Extracted records
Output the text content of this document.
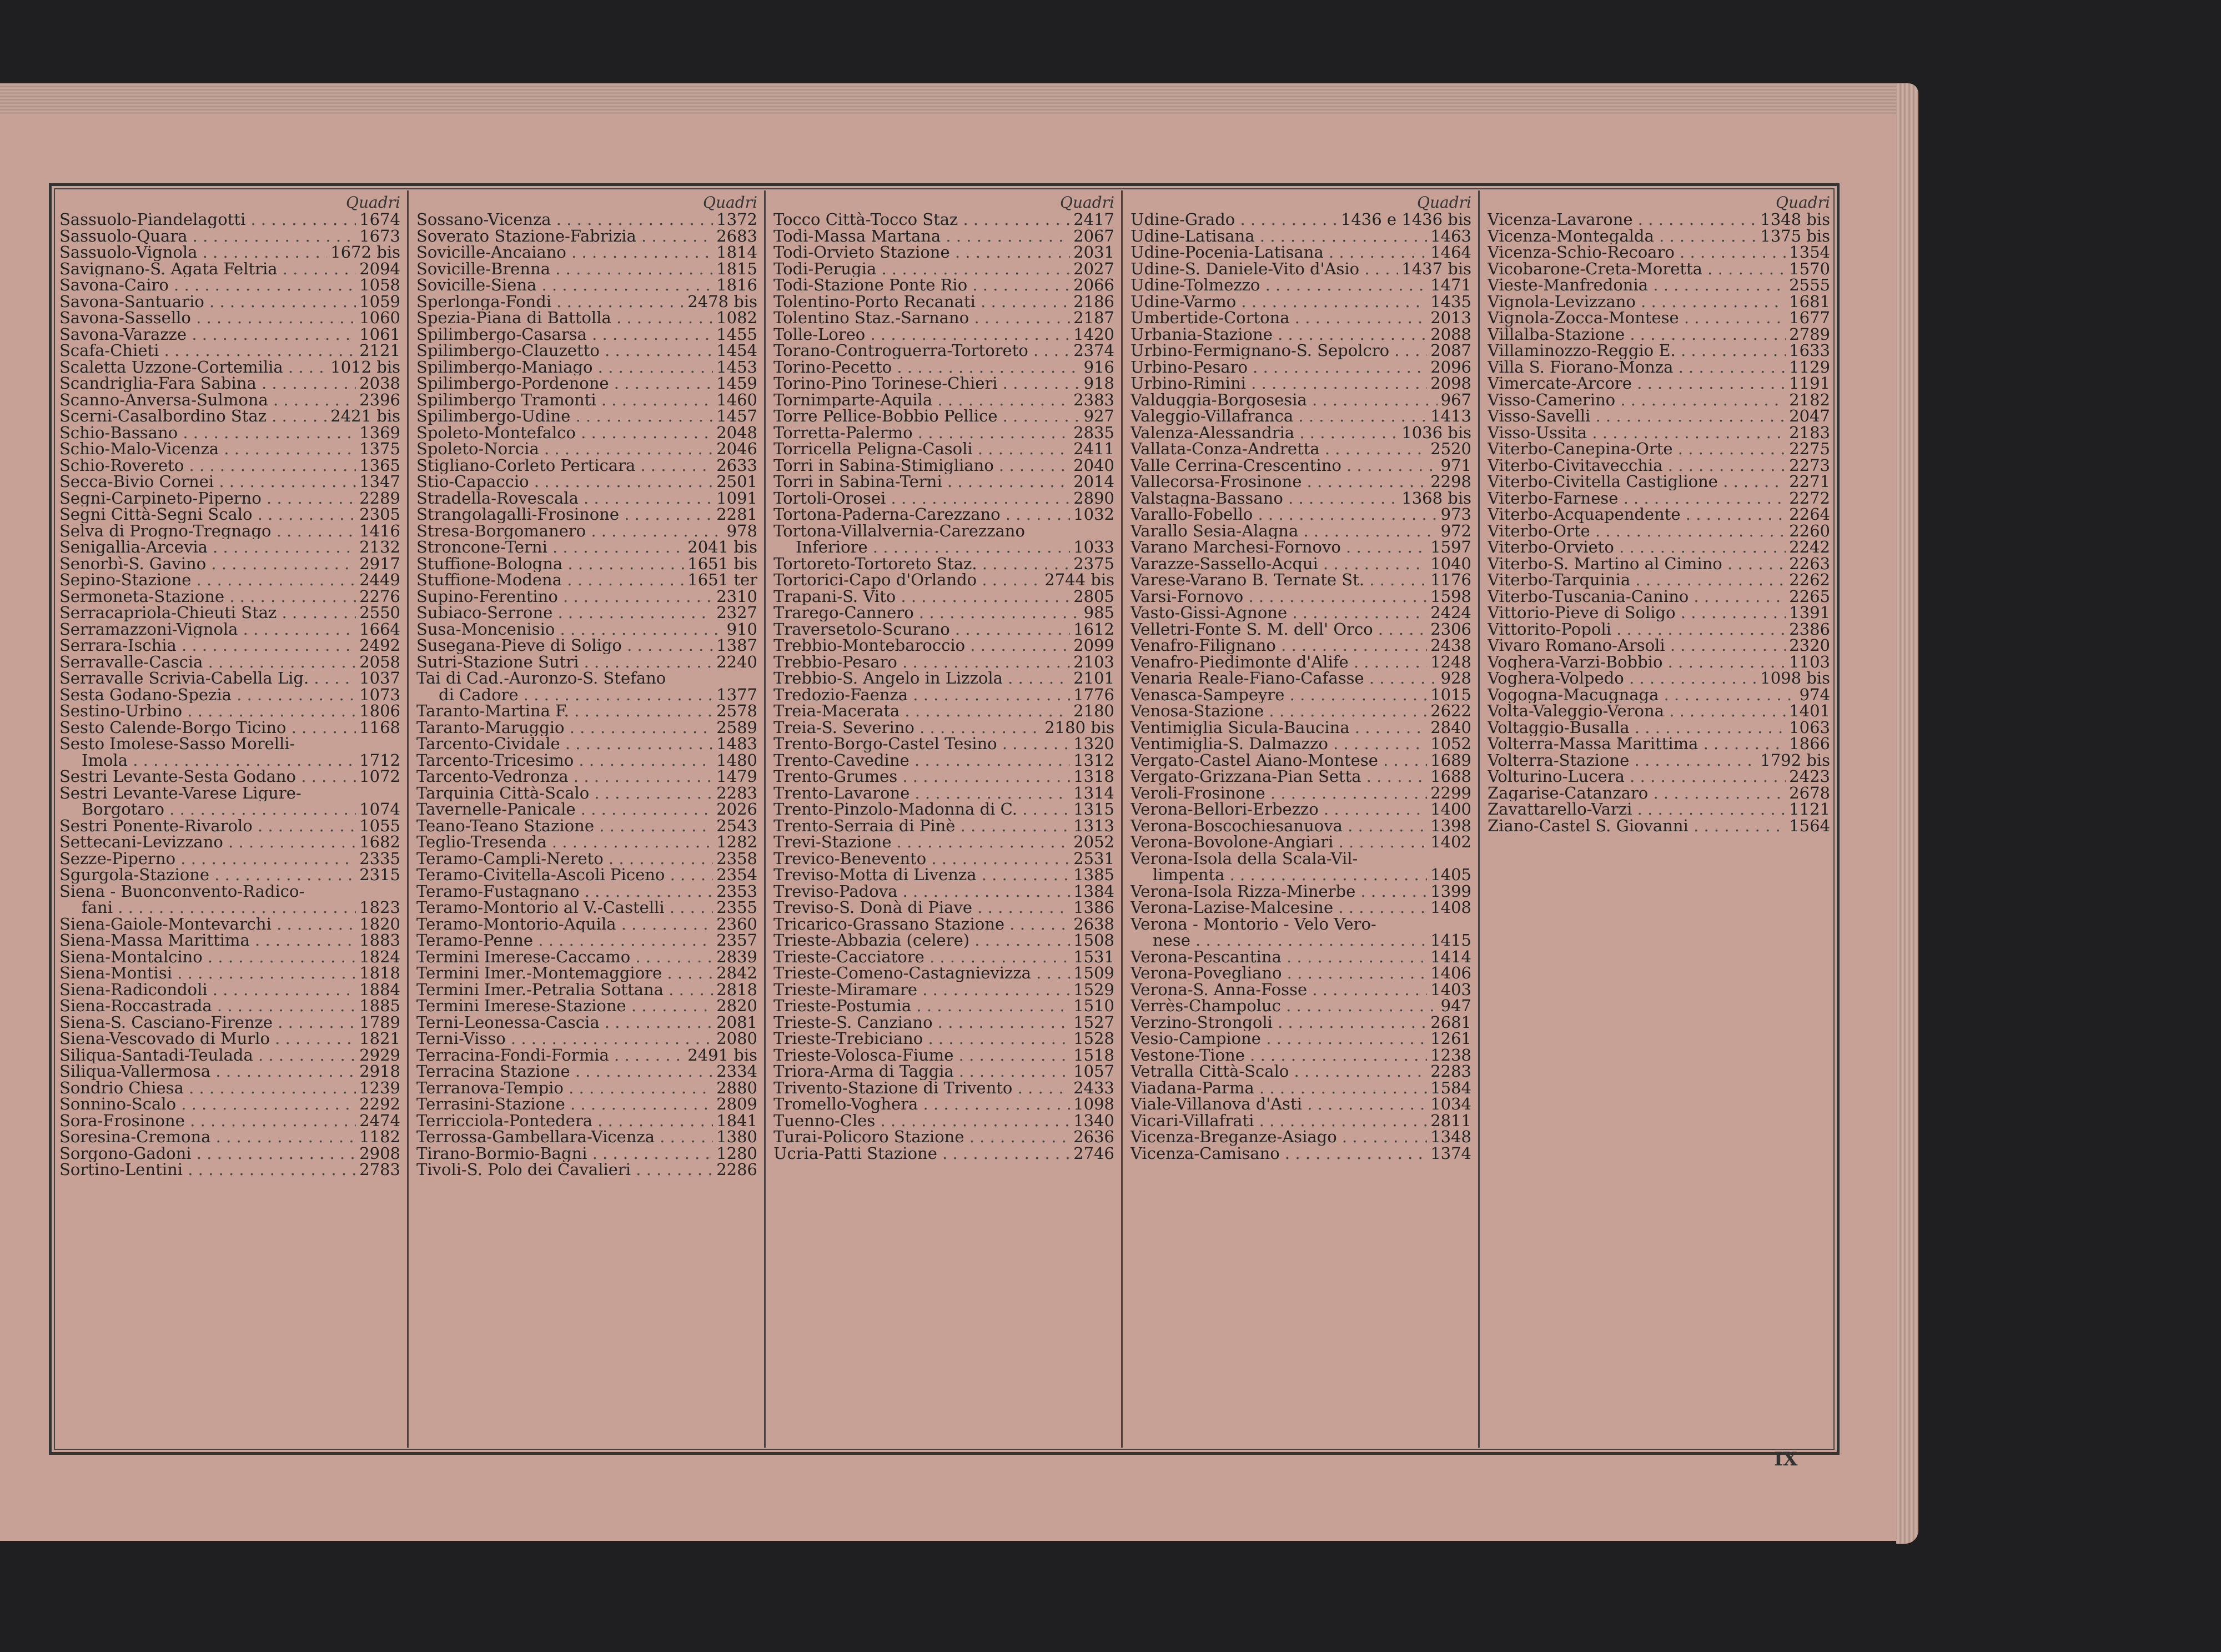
Quadri
Sassuolo-Piandelagotti . . .	1674
Sassuolo-Quara . . .	1673
Sassuolo-Vignola . . .	1672 bis
Savignano-S. Agata Feltria . . .	2094
Savona-Cairo . . .	1058
Savona-Santuario . . .	1059
Savona-Sassello . . .	1060
Savona-Varazze . . .	1061
Scafa-Chieti . . .	2121
Scaletta Uzzone-Cortemilia . . .	1012 bis
Scandriglia-Fara Sabina . . .	2038
Scanno-Anversa-Sulmona . . .	2396
Scerni-Casalbordino Staz . . .	2421 bis
Schio-Bassano . . .	1369
Schio-Malo-Vicenza . . .	1375
Schio-Rovereto . . .	1365
Secca-Bivio Cornei . . .	1347
Segni-Carpineto-Piperno . . .	2289
Segni Città-Segni Scalo . . .	2305
Selva di Progno-Tregnago . . .	1416
Senigallia-Arcevia . . .	2132
Senorbì-S. Gavino . . .	2917
Sepino-Stazione . . .	2449
Sermoneta-Stazione . . .	2276
Serracapriola-Chieuti Staz . . .	2550
Serramazzoni-Vignola . . .	1664
Serrara-Ischia . . .	2492
Serravalle-Cascia . . .	2058
Serravalle Scrivia-Cabella Lig. . . .	1037
Sesta Godano-Spezia . . .	1073
Sestino-Urbino . . .	1806
Sesto Calende-Borgo Ticino . . .	1168
Sesto Imolese-Sasso Morelli-
Imola . . .	1712
Sestri Levante-Sesta Godano . . .	1072
Sestri Levante-Varese Ligure-
Borgotaro . . .	1074
Sestri Ponente-Rivarolo . . .	1055
Settecani-Levizzano . . .	1682
Sezze-Piperno . . .	2335
Sgurgola-Stazione . . .	2315
Siena - Buonconvento-Radico-
fani . . .	1823
Siena-Gaiole-Montevarchi . . .	1820
Siena-Massa Marittima . . .	1883
Siena-Montalcino . . .	1824
Siena-Montisi . . .	1818
Siena-Radicondoli . . .	1884
Siena-Roccastrada . . .	1885
Siena-S. Casciano-Firenze . . .	1789
Siena-Vescovado di Murlo . . .	1821
Siliqua-Santadi-Teulada . . .	2929
Siliqua-Vallermosa . . .	2918
Sondrio Chiesa . . .	1239
Sonnino-Scalo . . .	2292
Sora-Frosinone . . .	2474
Soresina-Cremona . . .	1182
Sorgono-Gadoni . . .	2908
Sortino-Lentini . . .	2783
Quadri
Sossano-Vicenza . . .	1372
Soverato Stazione-Fabrizia . . .	2683
Sovicille-Ancaiano . . .	1814
Sovicille-Brenna . . .	1815
Sovicille-Siena . . .	1816
Sperlonga-Fondi . . .	2478 bis
Spezia-Piana di Battolla . . .	1082
Spilimbergo-Casarsa . . .	1455
Spilimbergo-Clauzetto . . .	1454
Spilimbergo-Maniago . . .	1453
Spilimbergo-Pordenone . . .	1459
Spilimbergo Tramonti . . .	1460
Spilimbergo-Udine . . .	1457
Spoleto-Montefalco . . .	2048
Spoleto-Norcia . . .	2046
Stigliano-Corleto Perticara . . .	2633
Stio-Capaccio . . .	2501
Stradella-Rovescala . . .	1091
Strangolagalli-Frosinone . . .	2281
Stresa-Borgomanero . . .	978
Stroncone-Terni . . .	2041 bis
Stuffione-Bologna . . .	1651 bis
Stuffione-Modena . . .	1651 ter
Supino-Ferentino . . .	2310
Subiaco-Serrone . . .	2327
Susa-Moncenisio . . .	910
Susegana-Pieve di Soligo . . .	1387
Sutri-Stazione Sutri . . .	2240
Tai di Cad.-Auronzo-S. Stefano
di Cadore . . .	1377
Taranto-Martina F. . . .	2578
Taranto-Maruggio . . .	2589
Tarcento-Cividale . . .	1483
Tarcento-Tricesimo . . .	1480
Tarcento-Vedronza . . .	1479
Tarquinia Città-Scalo . . .	2283
Tavernelle-Panicale . . .	2026
Teano-Teano Stazione . . .	2543
Teglio-Tresenda . . .	1282
Teramo-Campli-Nereto . . .	2358
Teramo-Civitella-Ascoli Piceno . . .	2354
Teramo-Fustagnano . . .	2353
Teramo-Montorio al V.-Castelli . . .	2355
Teramo-Montorio-Aquila . . .	2360
Teramo-Penne . . .	2357
Termini Imerese-Caccamo . . .	2839
Termini Imer.-Montemaggiore . . .	2842
Termini Imer.-Petralia Sottana . . .	2818
Termini Imerese-Stazione . . .	2820
Terni-Leonessa-Cascia . . .	2081
Terni-Visso . . .	2080
Terracina-Fondi-Formia . . .	2491 bis
Terracina Stazione . . .	2334
Terranova-Tempio . . .	2880
Terrasini-Stazione . . .	2809
Terricciola-Pontedera . . .	1841
Terrossa-Gambellara-Vicenza . . .	1380
Tirano-Bormio-Bagni . . .	1280
Tivoli-S. Polo dei Cavalieri . . .	2286
Quadri
Tocco Città-Tocco Staz . . .	2417
Todi-Massa Martana . . .	2067
Todi-Orvieto Stazione . . .	2031
Todi-Perugia . . .	2027
Todi-Stazione Ponte Rio . . .	2066
Tolentino-Porto Recanati . . .	2186
Tolentino Staz.-Sarnano . . .	2187
Tolle-Loreo . . .	1420
Torano-Controguerra-Tortoreto . . .	2374
Torino-Pecetto . . .	916
Torino-Pino Torinese-Chieri . . .	918
Tornimparte-Aquila . . .	2383
Torre Pellice-Bobbio Pellice . . .	927
Torretta-Palermo . . .	2835
Torricella Peligna-Casoli . . .	2411
Torri in Sabina-Stimigliano . . .	2040
Torri in Sabina-Terni . . .	2014
Tortoli-Orosei . . .	2890
Tortona-Paderna-Carezzano . . .	1032
Tortona-Villalvernia-Carezzano
Inferiore . . .	1033
Tortoreto-Tortoreto Staz. . . .	2375
Tortorici-Capo d'Orlando . . .	2744 bis
Trapani-S. Vito . . .	2805
Trarego-Cannero . . .	985
Traversetolo-Scurano . . .	1612
Trebbio-Montebaroccio . . .	2099
Trebbio-Pesaro . . .	2103
Trebbio-S. Angelo in Lizzola . . .	2101
Tredozio-Faenza . . .	1776
Treia-Macerata . . .	2180
Treia-S. Severino . . .	2180 bis
Trento-Borgo-Castel Tesino . . .	1320
Trento-Cavedine . . .	1312
Trento-Grumes . . .	1318
Trento-Lavarone . . .	1314
Trento-Pinzolo-Madonna di C. . . .	1315
Trento-Serraia di Pinè . . .	1313
Trevi-Stazione . . .	2052
Trevico-Benevento . . .	2531
Treviso-Motta di Livenza . . .	1385
Treviso-Padova . . .	1384
Treviso-S. Donà di Piave . . .	1386
Tricarico-Grassano Stazione . . .	2638
Trieste-Abbazia (celere) . . .	1508
Trieste-Cacciatore . . .	1531
Trieste-Comeno-Castagnievizza . . .	1509
Trieste-Miramare . . .	1529
Trieste-Postumia . . .	1510
Trieste-S. Canziano . . .	1527
Trieste-Trebiciano . . .	1528
Trieste-Volosca-Fiume . . .	1518
Triora-Arma di Taggia . . .	1057
Trivento-Stazione di Trivento . . .	2433
Tromello-Voghera . . .	1098
Tuenno-Cles . . .	1340
Turai-Policoro Stazione . . .	2636
Ucria-Patti Stazione . . .	2746
Quadri
Udine-Grado . . .	1436 e 1436 bis
Udine-Latisana . . .	1463
Udine-Pocenia-Latisana . . .	1464
Udine-S. Daniele-Vito d'Asio . . .	1437 bis
Udine-Tolmezzo . . .	1471
Udine-Varmo . . .	1435
Umbertide-Cortona . . .	2013
Urbania-Stazione . . .	2088
Urbino-Fermignano-S. Sepolcro . . .	2087
Urbino-Pesaro . . .	2096
Urbino-Rimini . . .	2098
Valduggia-Borgosesia . . .	967
Valeggio-Villafranca . . .	1413
Valenza-Alessandria . . .	1036 bis
Vallata-Conza-Andretta . . .	2520
Valle Cerrina-Crescentino . . .	971
Vallecorsa-Frosinone . . .	2298
Valstagna-Bassano . . .	1368 bis
Varallo-Fobello . . .	973
Varallo Sesia-Alagna . . .	972
Varano Marchesi-Fornovo . . .	1597
Varazze-Sassello-Acqui . . .	1040
Varese-Varano B. Ternate St. . . .	1176
Varsi-Fornovo . . .	1598
Vasto-Gissi-Agnone . . .	2424
Velletri-Fonte S. M. dell' Orco . . .	2306
Venafro-Filignano . . .	2438
Venafro-Piedimonte d'Alife . . .	1248
Venaria Reale-Fiano-Cafasse . . .	928
Venasca-Sampeyre . . .	1015
Venosa-Stazione . . .	2622
Ventimiglia Sicula-Baucina . . .	2840
Ventimiglia-S. Dalmazzo . . .	1052
Vergato-Castel Aiano-Montese . . .	1689
Vergato-Grizzana-Pian Setta . . .	1688
Veroli-Frosinone . . .	2299
Verona-Bellori-Erbezzo . . .	1400
Verona-Boscochiesanuova . . .	1398
Verona-Bovolone-Angiari . . .	1402
Verona-Isola della Scala-Vil-
limpenta . . .	1405
Verona-Isola Rizza-Minerbe . . .	1399
Verona-Lazise-Malcesine . . .	1408
Verona - Montorio - Velo Vero-
nese . . .	1415
Verona-Pescantina . . .	1414
Verona-Povegliano . . .	1406
Verona-S. Anna-Fosse . . .	1403
Verrès-Champoluc . . .	947
Verzino-Strongoli . . .	2681
Vesio-Campione . . .	1261
Vestone-Tione . . .	1238
Vetralla Città-Scalo . . .	2283
Viadana-Parma . . .	1584
Viale-Villanova d'Asti . . .	1034
Vicari-Villafrati . . .	2811
Vicenza-Breganze-Asiago . . .	1348
Vicenza-Camisano . . .	1374
Quadri
Vicenza-Lavarone . . .	1348 bis
Vicenza-Montegalda . . .	1375 bis
Vicenza-Schio-Recoaro . . .	1354
Vicobarone-Creta-Moretta . . .	1570
Vieste-Manfredonia . . .	2555
Vignola-Levizzano . . .	1681
Vignola-Zocca-Montese . . .	1677
Villalba-Stazione . . .	2789
Villaminozzo-Reggio E. . . .	1633
Villa S. Fiorano-Monza . . .	1129
Vimercate-Arcore . . .	1191
Visso-Camerino . . .	2182
Visso-Savelli . . .	2047
Visso-Ussita . . .	2183
Viterbo-Canepina-Orte . . .	2275
Viterbo-Civitavecchia . . .	2273
Viterbo-Civitella Castiglione . . .	2271
Viterbo-Farnese . . .	2272
Viterbo-Acquapendente . . .	2264
Viterbo-Orte . . .	2260
Viterbo-Orvieto . . .	2242
Viterbo-S. Martino al Cimino . . .	2263
Viterbo-Tarquinia . . .	2262
Viterbo-Tuscania-Canino . . .	2265
Vittorio-Pieve di Soligo . . .	1391
Vittorito-Popoli . . .	2386
Vivaro Romano-Arsoli . . .	2320
Voghera-Varzi-Bobbio . . .	1103
Voghera-Volpedo . . .	1098 bis
Vogogna-Macugnaga . . .	974
Volta-Valeggio-Verona . . .	1401
Voltaggio-Busalla . . .	1063
Volterra-Massa Marittima . . .	1866
Volterra-Stazione . . .	1792 bis
Volturino-Lucera . . .	2423
Zagarise-Catanzaro . . .	2678
Zavattarello-Varzi . . .	1121
Ziano-Castel S. Giovanni . . .	1564
IX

## INSTRUCTIONS FOR THE TASK
Using the listing above, show each line holding the string "Serravalle".

## RESPONSE TO THIS TASK
Serravalle-Cascia . . .	2058
Serravalle Scrivia-Cabella Lig. . . .	1037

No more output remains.